• [Job]
Find and copy lines holding "xlabel".

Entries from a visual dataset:
□ □ □ □ □

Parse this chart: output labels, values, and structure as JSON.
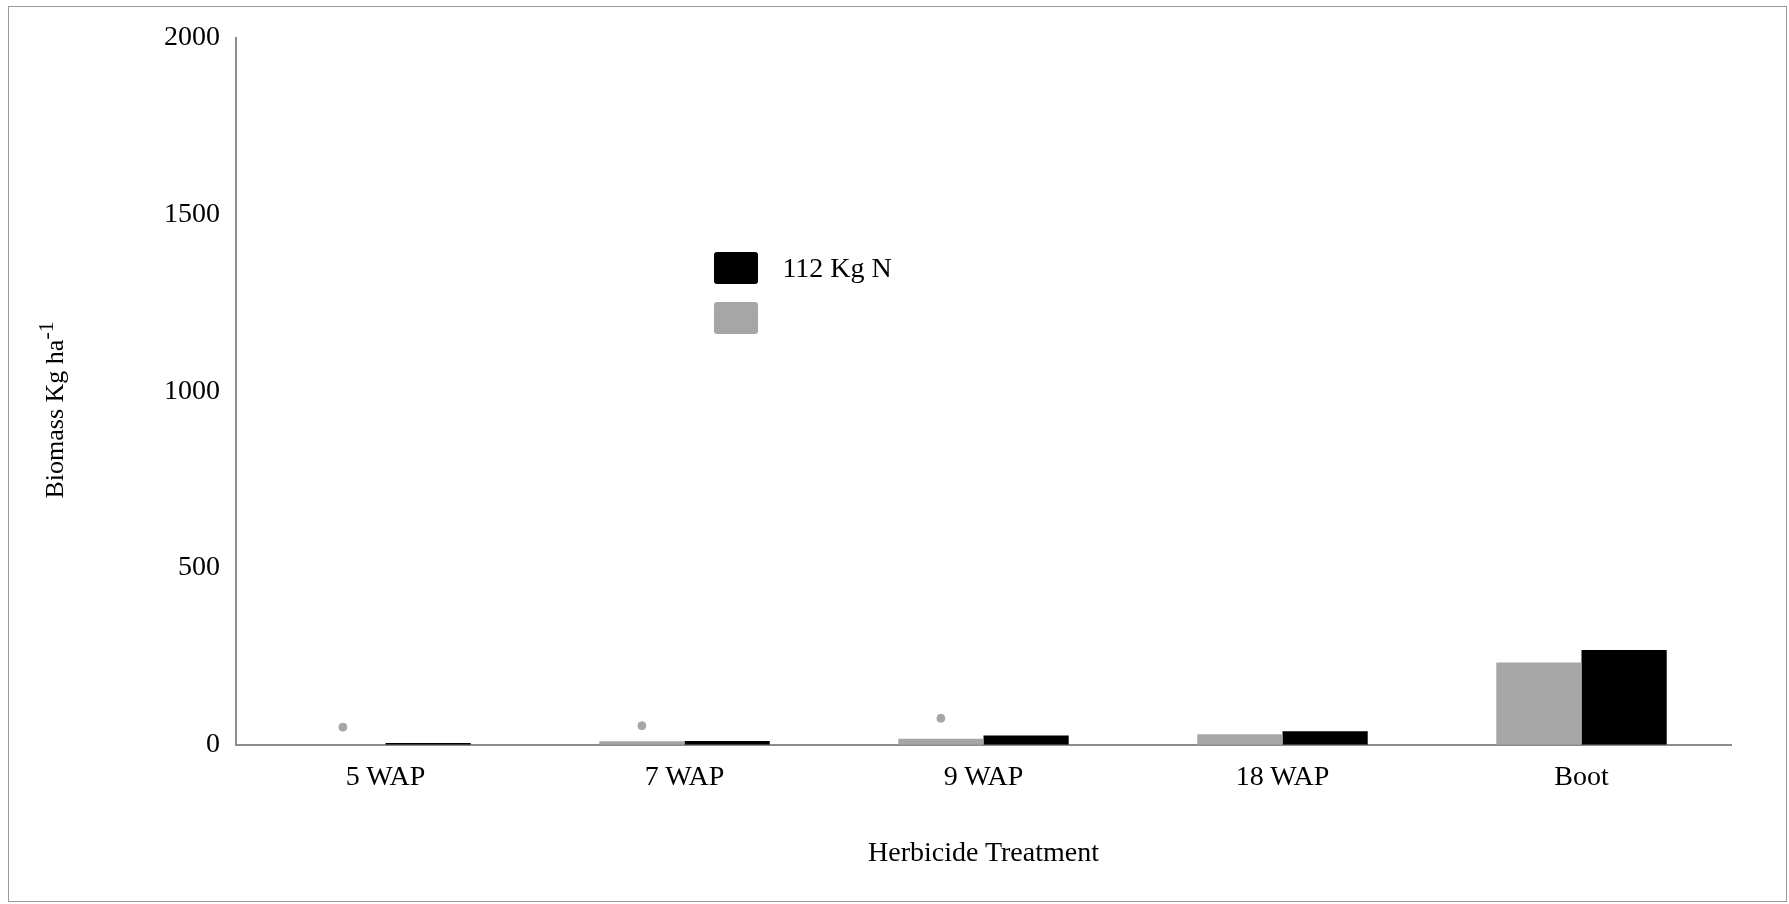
{
  "chart_data": {
    "type": "bar",
    "xlabel": "Herbicide Treatment",
    "ylabel": "Biomass Kg ha$^{-1}$",
    "categories": [
      "5 WAP",
      "7 WAP",
      "9 WAP",
      "18 WAP",
      "Boot"
    ],
    "series": [
      {
        "color": "#a6a6a6",
        "values": [
          null,
          10,
          17,
          30,
          233
        ]
      },
      {
        "name": "112 Kg N",
        "color": "#000000",
        "values": [
          5,
          11,
          26,
          38,
          268
        ]
      },
      {
        "type": "scatter",
        "color": "#a6a6a6",
        "x": [
          "5 WAP",
          "7 WAP",
          "9 WAP"
        ],
        "values": [
          50,
          54,
          75
        ]
      }
    ],
    "legend": "top",
    "ylim": [
      0,
      2000
    ],
    "yticks": [
      0,
      500,
      1000,
      1500,
      2000
    ],
    "grid": false,
    "marker": "circle"
  }
}
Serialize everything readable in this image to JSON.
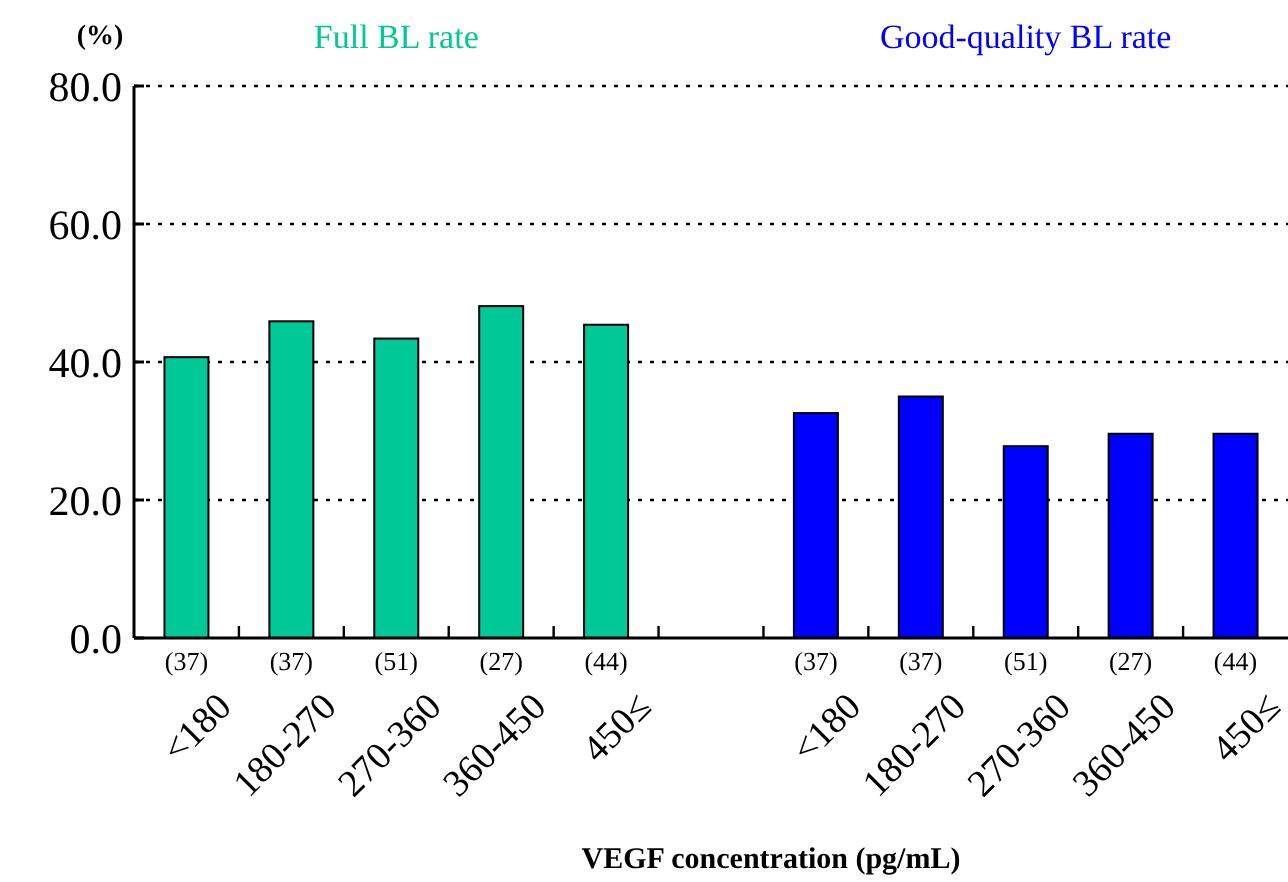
{
  "chart_data": {
    "type": "bar",
    "xlabel": "VEGF concentration (pg/mL)",
    "ylabel": "(%)",
    "categories": [
      "(37)\n<180",
      "(37)\n180-270",
      "(51)\n270-360",
      "(27)\n360-450",
      "(44)\n450≤",
      null,
      "(37)\n<180",
      "(37)\n180-270",
      "(51)\n270-360",
      "(27)\n360-450",
      "(44)\n450≤"
    ],
    "series": [
      {
        "name": "Full BL rate",
        "color": "#00c896",
        "values": [
          40.7,
          45.9,
          43.4,
          48.1,
          45.4,
          null,
          null,
          null,
          null,
          null,
          null
        ]
      },
      {
        "name": "Good-quality BL rate",
        "color": "#0000ff",
        "values": [
          null,
          null,
          null,
          null,
          null,
          null,
          32.6,
          35.0,
          27.8,
          29.6,
          29.6
        ]
      }
    ],
    "ylim": [
      0,
      80
    ],
    "yticks": [
      {
        "value": 0,
        "label": "0.0"
      },
      {
        "value": 20,
        "label": "20.0"
      },
      {
        "value": 40,
        "label": "40.0"
      },
      {
        "value": 60,
        "label": "60.0"
      },
      {
        "value": 80,
        "label": "80.0"
      }
    ],
    "grid": "y"
  }
}
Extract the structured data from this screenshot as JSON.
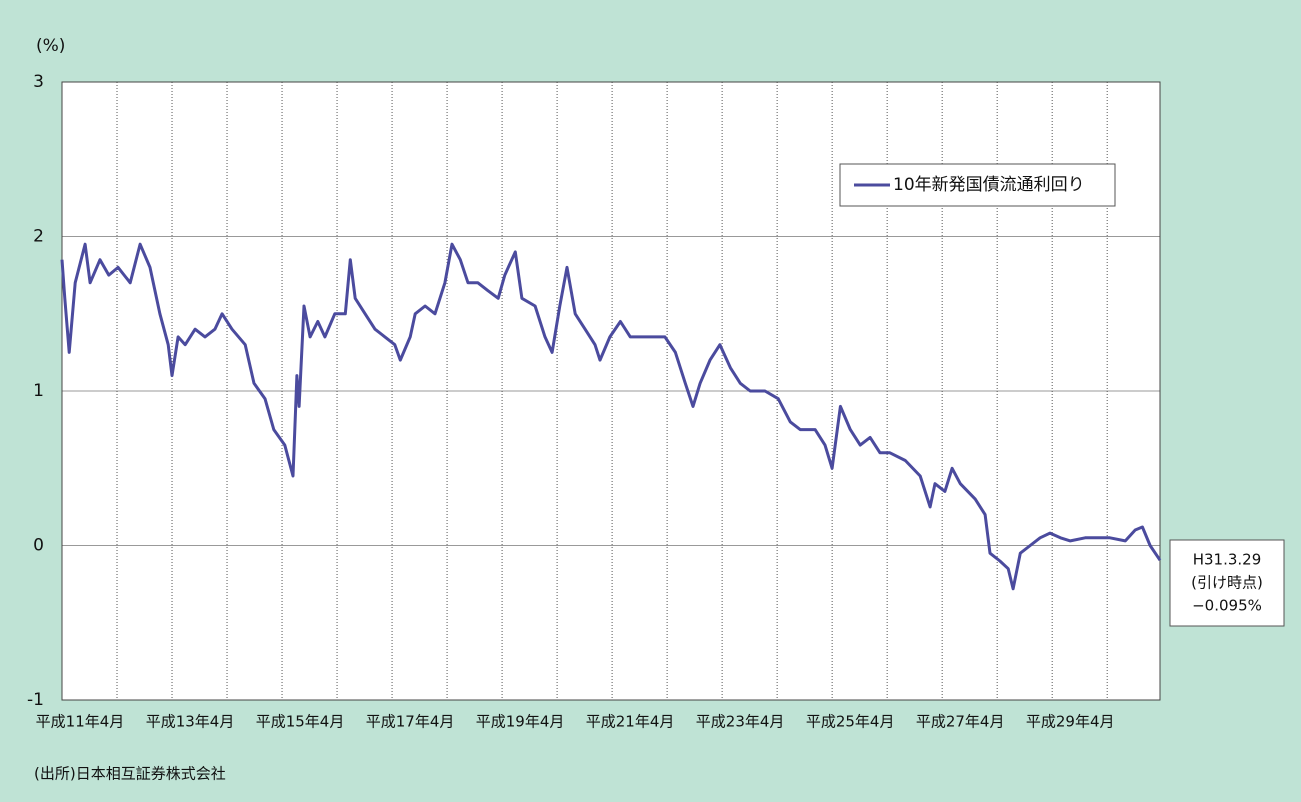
{
  "chart_data": {
    "type": "line",
    "y_label": "(%)",
    "source": "(出所)日本相互証券株式会社",
    "annotation": [
      "H31.3.29",
      "(引け時点)",
      "−0.095%"
    ],
    "legend": "corner-upper-right",
    "grid": true,
    "xlim": [
      11.25,
      31.21
    ],
    "ylim": [
      -1,
      3
    ],
    "yticks": [
      3,
      2,
      1,
      0,
      -1
    ],
    "xticks": [
      {
        "value": 11.25,
        "label": "平成11年4月"
      },
      {
        "value": 13.25,
        "label": "平成13年4月"
      },
      {
        "value": 15.25,
        "label": "平成15年4月"
      },
      {
        "value": 17.25,
        "label": "平成17年4月"
      },
      {
        "value": 19.25,
        "label": "平成19年4月"
      },
      {
        "value": 21.25,
        "label": "平成21年4月"
      },
      {
        "value": 23.25,
        "label": "平成23年4月"
      },
      {
        "value": 25.25,
        "label": "平成25年4月"
      },
      {
        "value": 27.25,
        "label": "平成27年4月"
      },
      {
        "value": 29.25,
        "label": "平成29年4月"
      }
    ],
    "xminor_ticks": [
      12.25,
      14.25,
      16.25,
      18.25,
      20.25,
      22.25,
      24.25,
      26.25,
      28.25,
      30.25
    ],
    "x": [
      11.25,
      11.3,
      11.38,
      11.49,
      11.67,
      11.76,
      11.94,
      12.1,
      12.27,
      12.49,
      12.67,
      12.85,
      13.03,
      13.18,
      13.25,
      13.36,
      13.49,
      13.67,
      13.85,
      14.03,
      14.16,
      14.34,
      14.58,
      14.74,
      14.94,
      15.1,
      15.3,
      15.45,
      15.52,
      15.56,
      15.65,
      15.76,
      15.9,
      16.03,
      16.21,
      16.4,
      16.49,
      16.58,
      16.76,
      16.94,
      17.12,
      17.3,
      17.4,
      17.58,
      17.67,
      17.85,
      18.03,
      18.21,
      18.34,
      18.49,
      18.63,
      18.81,
      18.99,
      19.18,
      19.3,
      19.49,
      19.61,
      19.85,
      20.03,
      20.16,
      20.3,
      20.43,
      20.58,
      20.76,
      20.94,
      21.03,
      21.21,
      21.4,
      21.58,
      21.76,
      22.03,
      22.21,
      22.4,
      22.58,
      22.72,
      22.85,
      23.03,
      23.21,
      23.4,
      23.58,
      23.76,
      24.03,
      24.27,
      24.49,
      24.67,
      24.94,
      25.12,
      25.25,
      25.4,
      25.58,
      25.76,
      25.94,
      26.12,
      26.3,
      26.58,
      26.85,
      27.03,
      27.12,
      27.3,
      27.43,
      27.58,
      27.85,
      28.03,
      28.12,
      28.3,
      28.45,
      28.54,
      28.67,
      28.85,
      29.03,
      29.21,
      29.4,
      29.58,
      29.85,
      30.12,
      30.3,
      30.58,
      30.76,
      30.89,
      31.03,
      31.21
    ],
    "series": [
      {
        "name": "10年新発国債流通利回り",
        "color": "#4b4b9e",
        "values": [
          1.85,
          1.6,
          1.25,
          1.7,
          1.95,
          1.7,
          1.85,
          1.75,
          1.8,
          1.7,
          1.95,
          1.8,
          1.5,
          1.3,
          1.1,
          1.35,
          1.3,
          1.4,
          1.35,
          1.4,
          1.5,
          1.4,
          1.3,
          1.05,
          0.95,
          0.75,
          0.65,
          0.45,
          1.1,
          0.9,
          1.55,
          1.35,
          1.45,
          1.35,
          1.5,
          1.5,
          1.85,
          1.6,
          1.5,
          1.4,
          1.35,
          1.3,
          1.2,
          1.35,
          1.5,
          1.55,
          1.5,
          1.7,
          1.95,
          1.85,
          1.7,
          1.7,
          1.65,
          1.6,
          1.75,
          1.9,
          1.6,
          1.55,
          1.35,
          1.25,
          1.55,
          1.8,
          1.5,
          1.4,
          1.3,
          1.2,
          1.35,
          1.45,
          1.35,
          1.35,
          1.35,
          1.35,
          1.25,
          1.05,
          0.9,
          1.05,
          1.2,
          1.3,
          1.15,
          1.05,
          1.0,
          1.0,
          0.95,
          0.8,
          0.75,
          0.75,
          0.65,
          0.5,
          0.9,
          0.75,
          0.65,
          0.7,
          0.6,
          0.6,
          0.55,
          0.45,
          0.25,
          0.4,
          0.35,
          0.5,
          0.4,
          0.3,
          0.2,
          -0.05,
          -0.1,
          -0.15,
          -0.28,
          -0.05,
          0.0,
          0.05,
          0.08,
          0.05,
          0.03,
          0.05,
          0.05,
          0.05,
          0.03,
          0.1,
          0.12,
          0.0,
          -0.095
        ]
      }
    ]
  }
}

□ □ □ □ □

• [Expected output]
    "xlabel": "Herbicide Treatment",
    "xlabel": "VEGF concentration (pg/mL)",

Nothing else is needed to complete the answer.